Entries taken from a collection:
+--

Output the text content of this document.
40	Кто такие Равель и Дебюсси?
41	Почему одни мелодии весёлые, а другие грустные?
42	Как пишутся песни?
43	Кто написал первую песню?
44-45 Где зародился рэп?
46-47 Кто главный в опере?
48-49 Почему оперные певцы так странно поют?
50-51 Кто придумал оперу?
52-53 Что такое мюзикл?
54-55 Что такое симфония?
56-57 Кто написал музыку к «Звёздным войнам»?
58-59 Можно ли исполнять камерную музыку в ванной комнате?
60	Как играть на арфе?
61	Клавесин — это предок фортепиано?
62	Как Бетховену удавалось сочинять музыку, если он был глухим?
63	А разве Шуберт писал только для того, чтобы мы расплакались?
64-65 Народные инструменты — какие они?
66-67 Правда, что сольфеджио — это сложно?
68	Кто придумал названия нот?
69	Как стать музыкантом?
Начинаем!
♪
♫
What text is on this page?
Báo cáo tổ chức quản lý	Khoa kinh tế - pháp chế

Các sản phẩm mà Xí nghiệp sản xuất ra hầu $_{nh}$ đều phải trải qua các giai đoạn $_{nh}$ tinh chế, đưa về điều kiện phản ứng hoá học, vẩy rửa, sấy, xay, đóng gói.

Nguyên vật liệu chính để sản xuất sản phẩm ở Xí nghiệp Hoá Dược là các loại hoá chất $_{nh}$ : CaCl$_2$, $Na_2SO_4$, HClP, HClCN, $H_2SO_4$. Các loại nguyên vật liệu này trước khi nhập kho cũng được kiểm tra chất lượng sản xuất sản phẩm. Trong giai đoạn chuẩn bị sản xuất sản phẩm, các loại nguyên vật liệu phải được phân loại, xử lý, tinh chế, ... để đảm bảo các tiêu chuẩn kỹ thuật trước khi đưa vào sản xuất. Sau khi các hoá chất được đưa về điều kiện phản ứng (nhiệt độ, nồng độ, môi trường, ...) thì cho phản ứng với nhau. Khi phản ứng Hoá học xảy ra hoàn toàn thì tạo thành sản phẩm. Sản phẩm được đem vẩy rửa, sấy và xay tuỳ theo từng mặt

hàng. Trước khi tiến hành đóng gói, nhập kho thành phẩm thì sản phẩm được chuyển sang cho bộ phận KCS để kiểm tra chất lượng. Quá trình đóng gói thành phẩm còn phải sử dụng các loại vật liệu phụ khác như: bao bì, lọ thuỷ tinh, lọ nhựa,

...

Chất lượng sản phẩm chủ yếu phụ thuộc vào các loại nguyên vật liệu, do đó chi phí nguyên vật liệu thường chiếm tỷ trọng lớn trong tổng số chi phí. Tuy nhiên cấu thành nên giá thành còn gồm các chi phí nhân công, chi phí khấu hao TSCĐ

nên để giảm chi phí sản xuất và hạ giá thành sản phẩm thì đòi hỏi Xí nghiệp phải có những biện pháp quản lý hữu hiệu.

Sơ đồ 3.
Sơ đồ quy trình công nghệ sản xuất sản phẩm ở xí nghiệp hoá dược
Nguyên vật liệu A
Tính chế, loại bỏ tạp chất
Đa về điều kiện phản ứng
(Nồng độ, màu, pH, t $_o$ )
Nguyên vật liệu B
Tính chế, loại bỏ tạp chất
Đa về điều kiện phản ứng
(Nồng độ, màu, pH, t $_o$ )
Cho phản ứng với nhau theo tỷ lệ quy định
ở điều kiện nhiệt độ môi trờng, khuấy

+--

For the data above, state how many lines contain "tinh"; the number is the whole answer.

Response to this exercise:
3